Short problem: Every line with the string "Anzeigen" should be gathered.

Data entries

start

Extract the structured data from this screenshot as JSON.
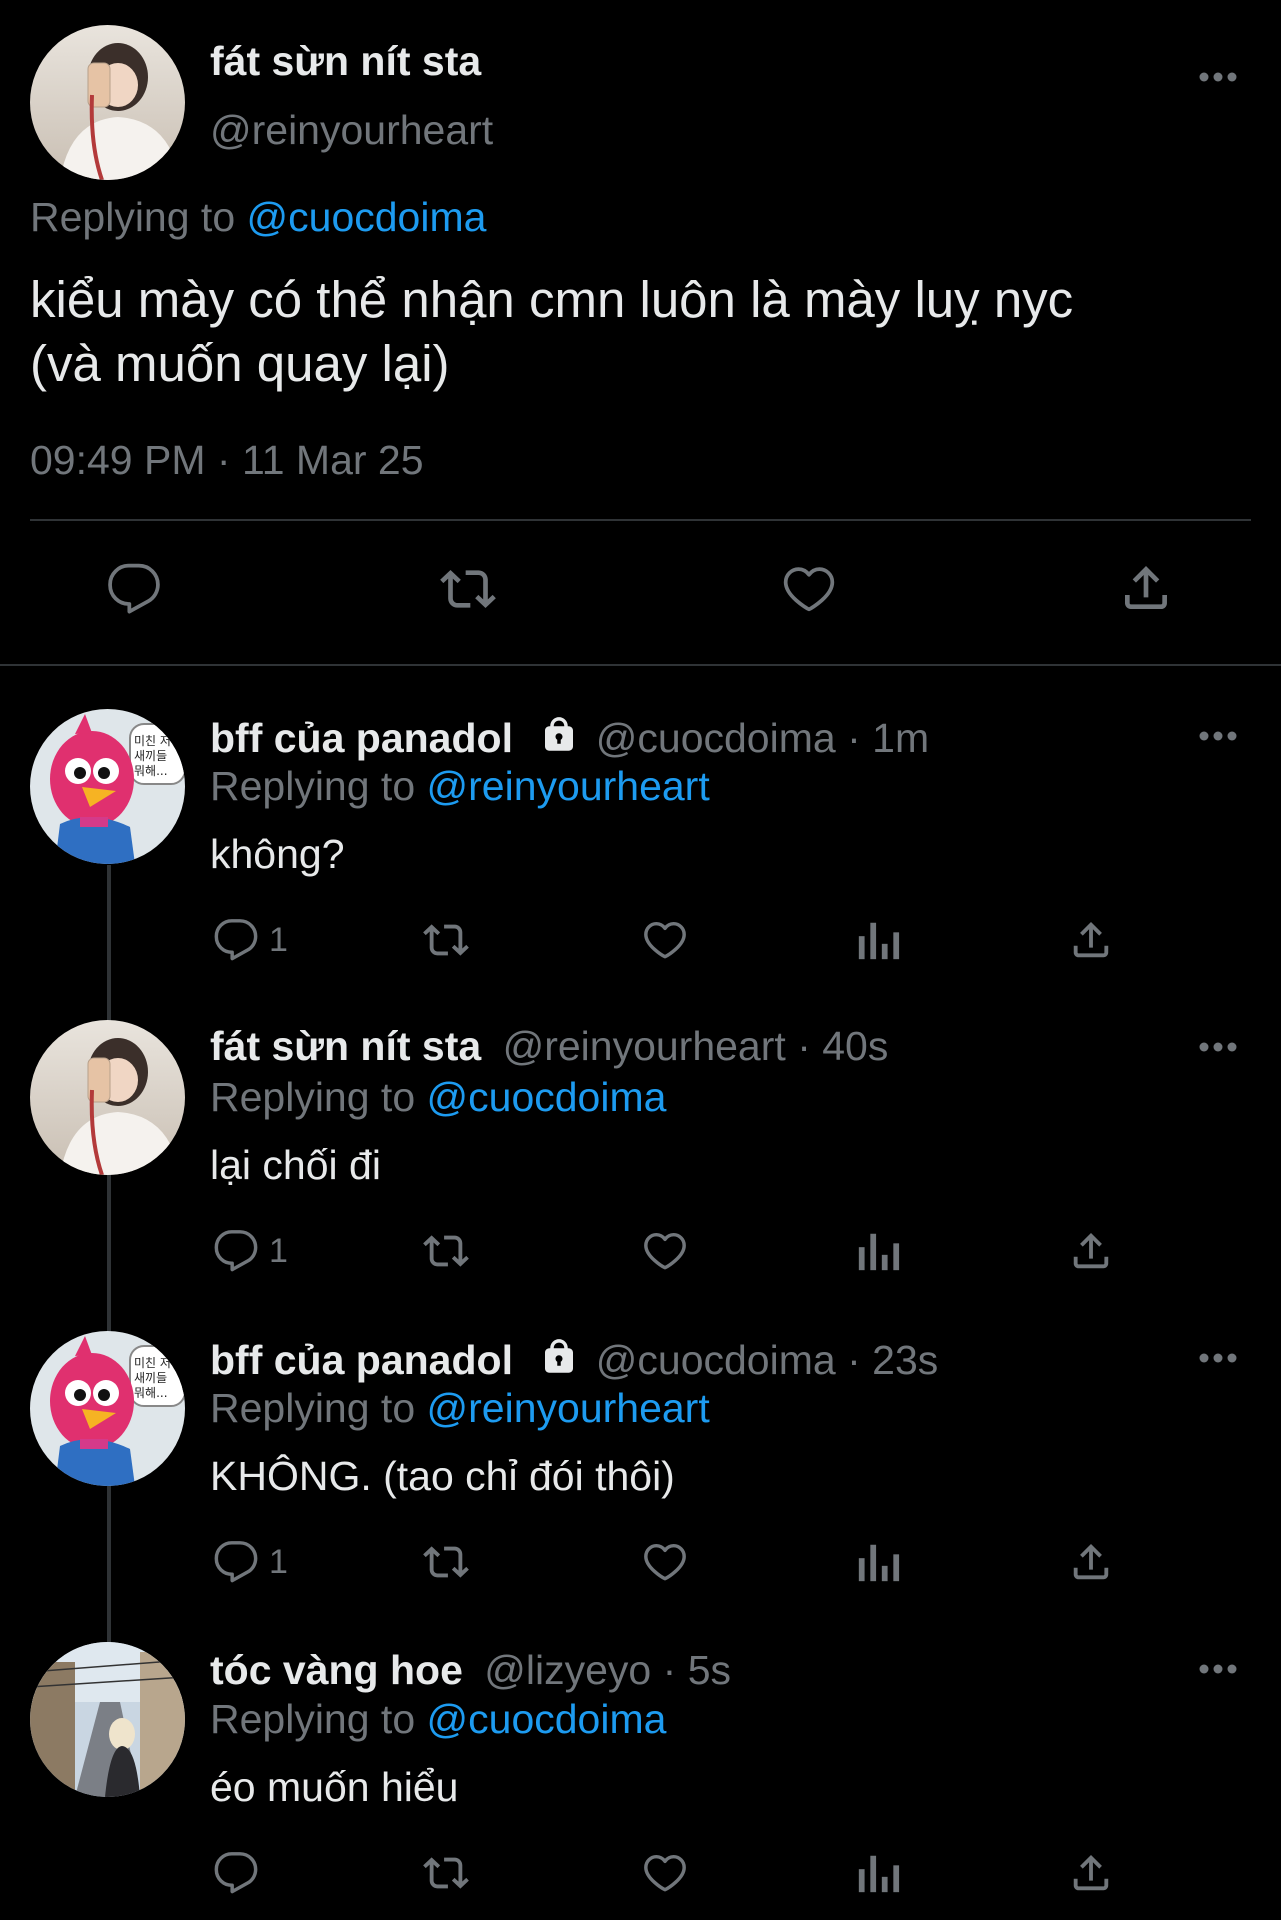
{
  "main_tweet": {
    "display_name": "fát sừn nít sta",
    "handle": "@reinyourheart",
    "replying_label": "Replying to",
    "replying_to": "@cuocdoima",
    "text_line1": "kiểu mày có thể nhận cmn luôn là mày luỵ nyc",
    "text_line2": "(và muốn quay lại)",
    "time": "09:49 PM",
    "sep": "·",
    "date": "11 Mar 25"
  },
  "replies": [
    {
      "display_name": "bff của panadol",
      "locked": true,
      "handle": "@cuocdoima",
      "sep": "·",
      "age": "1m",
      "replying_label": "Replying to",
      "replying_to": "@reinyourheart",
      "text": "không?",
      "reply_count": "1",
      "avatar": "pink-bird-avatar",
      "avatar_bubble": "미친 저 새끼들 뭐해..."
    },
    {
      "display_name": "fát sừn nít sta",
      "locked": false,
      "handle": "@reinyourheart",
      "sep": "·",
      "age": "40s",
      "replying_label": "Replying to",
      "replying_to": "@cuocdoima",
      "text": "lại chối đi",
      "reply_count": "1",
      "avatar": "girl-selfie-avatar"
    },
    {
      "display_name": "bff của panadol",
      "locked": true,
      "handle": "@cuocdoima",
      "sep": "·",
      "age": "23s",
      "replying_label": "Replying to",
      "replying_to": "@reinyourheart",
      "text": "KHÔNG. (tao chỉ đói thôi)",
      "reply_count": "1",
      "avatar": "pink-bird-avatar",
      "avatar_bubble": "미친 저 새끼들 뭐해..."
    },
    {
      "display_name": "tóc vàng hoe",
      "locked": false,
      "handle": "@lizyeyo",
      "sep": "·",
      "age": "5s",
      "replying_label": "Replying to",
      "replying_to": "@cuocdoima",
      "text": "éo muốn hiểu",
      "reply_count": "",
      "avatar": "street-photo-avatar"
    }
  ],
  "icons": [
    "more-icon",
    "reply-icon",
    "retweet-icon",
    "like-icon",
    "share-icon",
    "views-icon",
    "lock-icon"
  ],
  "colors": {
    "background": "#000000",
    "text": "#e7e9ea",
    "secondary": "#71767b",
    "link": "#1d9bf0",
    "divider": "#2f3336"
  }
}
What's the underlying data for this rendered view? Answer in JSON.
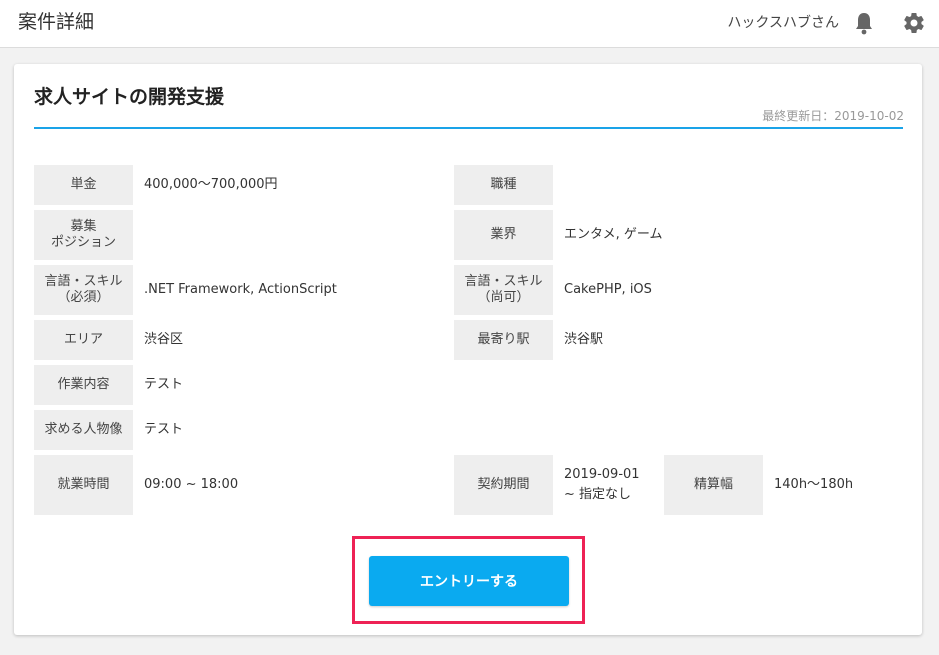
{
  "header": {
    "title": "案件詳細",
    "user_name": "ハックスハブさん",
    "bell_icon": "bell-icon",
    "settings_icon": "gear-icon"
  },
  "job": {
    "title": "求人サイトの開発支援",
    "updated": "最終更新日：2019-10-02"
  },
  "details": {
    "rate": {
      "label": "単金",
      "value": "400,000〜700,000円"
    },
    "job_type": {
      "label": "職種",
      "value": ""
    },
    "position": {
      "label": "募集\nポジション",
      "value": ""
    },
    "industry": {
      "label": "業界",
      "value": "エンタメ, ゲーム"
    },
    "skills_required": {
      "label": "言語・スキル\n（必須）",
      "value": ".NET Framework, ActionScript"
    },
    "skills_optional": {
      "label": "言語・スキル\n（尚可）",
      "value": "CakePHP, iOS"
    },
    "area": {
      "label": "エリア",
      "value": "渋谷区"
    },
    "station": {
      "label": "最寄り駅",
      "value": "渋谷駅"
    },
    "work_content": {
      "label": "作業内容",
      "value": "テスト"
    },
    "ideal_candidate": {
      "label": "求める人物像",
      "value": "テスト"
    },
    "work_hours": {
      "label": "就業時間",
      "value": "09:00 ~ 18:00"
    },
    "contract_period": {
      "label": "契約期間",
      "value": "2019-09-01\n~ 指定なし"
    },
    "settlement": {
      "label": "精算幅",
      "value": "140h〜180h"
    }
  },
  "entry_button": {
    "label": "エントリーする"
  },
  "colors": {
    "accent": "#1aa3e8",
    "button": "#0aaaf0",
    "highlight": "#ee2255",
    "label_bg": "#eeeeee"
  }
}
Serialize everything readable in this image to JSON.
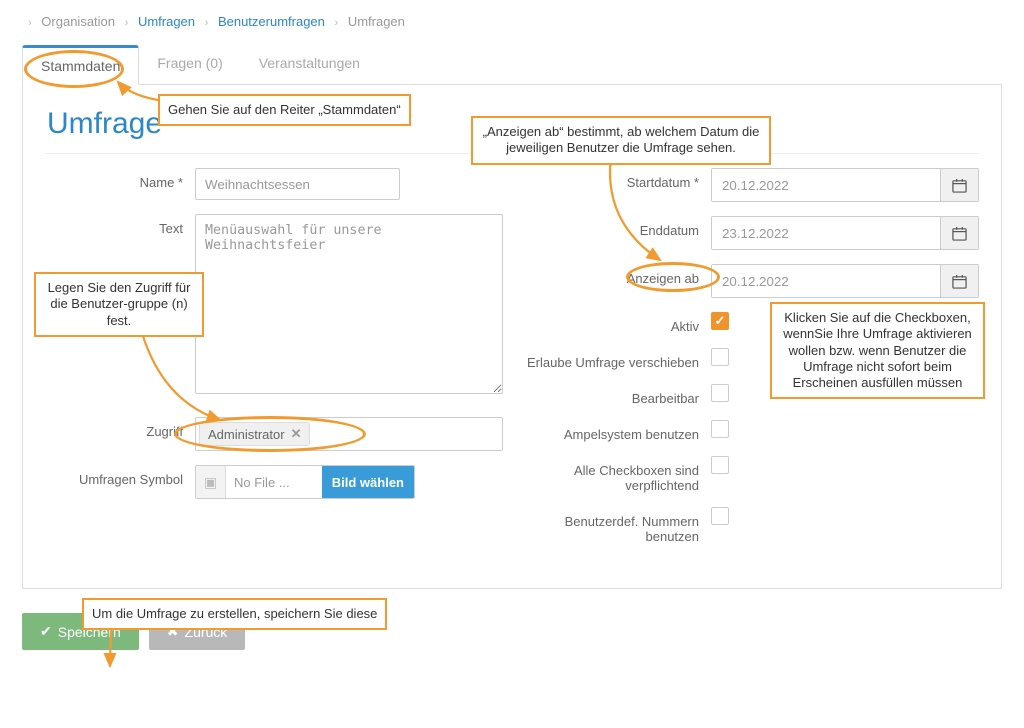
{
  "breadcrumb": {
    "root": "Organisation",
    "lvl1": "Umfragen",
    "lvl2": "Benutzerumfragen",
    "current": "Umfragen"
  },
  "tabs": {
    "t0": "Stammdaten",
    "t1": "Fragen (0)",
    "t2": "Veranstaltungen"
  },
  "title": "Umfrage",
  "left": {
    "name_label": "Name *",
    "name_value": "Weihnachtsessen",
    "text_label": "Text",
    "text_value": "Menüauswahl für unsere Weihnachtsfeier",
    "access_label": "Zugriff",
    "access_token": "Administrator",
    "symbol_label": "Umfragen Symbol",
    "file_placeholder": "No File ...",
    "file_button": "Bild wählen"
  },
  "right": {
    "start_label": "Startdatum *",
    "start_value": "20.12.2022",
    "end_label": "Enddatum",
    "end_value": "23.12.2022",
    "show_label": "Anzeigen ab",
    "show_value": "20.12.2022",
    "active_label": "Aktiv",
    "allowmove_label": "Erlaube Umfrage verschieben",
    "editable_label": "Bearbeitbar",
    "ampel_label": "Ampelsystem benutzen",
    "allrequired_label": "Alle Checkboxen sind verpflichtend",
    "usernum_label": "Benutzerdef. Nummern benutzen"
  },
  "buttons": {
    "save": "Speichern",
    "back": "Zurück"
  },
  "callouts": {
    "c_tabs": "Gehen Sie auf den Reiter „Stammdaten“",
    "c_show": "„Anzeigen ab“ bestimmt, ab welchem Datum die jeweiligen Benutzer die Umfrage sehen.",
    "c_access": "Legen Sie den Zugriff für die Benutzer-gruppe (n) fest.",
    "c_active": "Klicken Sie auf die Checkboxen, wennSie Ihre Umfrage aktivieren wollen bzw. wenn Benutzer die Umfrage nicht sofort beim Erscheinen ausfüllen müssen",
    "c_save": "Um die Umfrage zu erstellen, speichern Sie diese"
  }
}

end

Reply to the task:
    "show_label": "Anzeigen ab",
    "c_show": "„Anzeigen ab“ bestimmt, ab welchem Datum die jeweiligen Benutzer die Umfrage sehen.",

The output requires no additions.